[Information provided]:

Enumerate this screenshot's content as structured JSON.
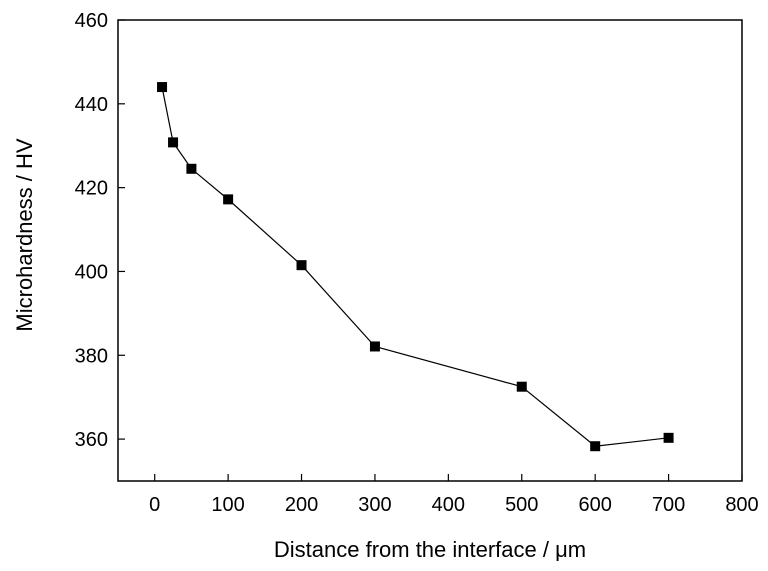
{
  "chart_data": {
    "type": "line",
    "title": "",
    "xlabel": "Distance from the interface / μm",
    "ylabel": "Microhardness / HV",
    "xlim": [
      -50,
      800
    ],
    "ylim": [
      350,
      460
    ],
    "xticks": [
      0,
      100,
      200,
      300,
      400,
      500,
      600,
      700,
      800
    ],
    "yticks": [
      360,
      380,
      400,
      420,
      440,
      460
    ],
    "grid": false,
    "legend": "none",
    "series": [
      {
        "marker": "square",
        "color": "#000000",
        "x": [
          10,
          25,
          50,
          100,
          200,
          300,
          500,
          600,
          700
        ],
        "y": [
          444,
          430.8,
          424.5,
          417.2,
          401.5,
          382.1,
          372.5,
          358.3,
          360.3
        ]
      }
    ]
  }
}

==

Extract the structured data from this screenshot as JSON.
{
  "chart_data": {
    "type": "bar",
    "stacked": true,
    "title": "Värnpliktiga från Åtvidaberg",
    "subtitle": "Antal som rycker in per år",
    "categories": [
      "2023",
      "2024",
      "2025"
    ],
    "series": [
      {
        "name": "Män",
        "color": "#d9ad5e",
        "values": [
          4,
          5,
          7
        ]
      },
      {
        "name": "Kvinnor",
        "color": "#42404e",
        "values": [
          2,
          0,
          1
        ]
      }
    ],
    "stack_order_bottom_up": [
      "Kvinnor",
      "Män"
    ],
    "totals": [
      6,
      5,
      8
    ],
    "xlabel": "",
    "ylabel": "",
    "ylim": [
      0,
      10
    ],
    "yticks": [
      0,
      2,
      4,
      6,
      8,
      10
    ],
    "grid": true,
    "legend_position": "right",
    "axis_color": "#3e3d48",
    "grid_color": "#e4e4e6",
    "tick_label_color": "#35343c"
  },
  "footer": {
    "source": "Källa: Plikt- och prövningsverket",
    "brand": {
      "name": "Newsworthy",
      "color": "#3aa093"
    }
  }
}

[Problem to solve]: How many of these lines contain "xlabel"? Write only the number.

[Answer to this problem]: 2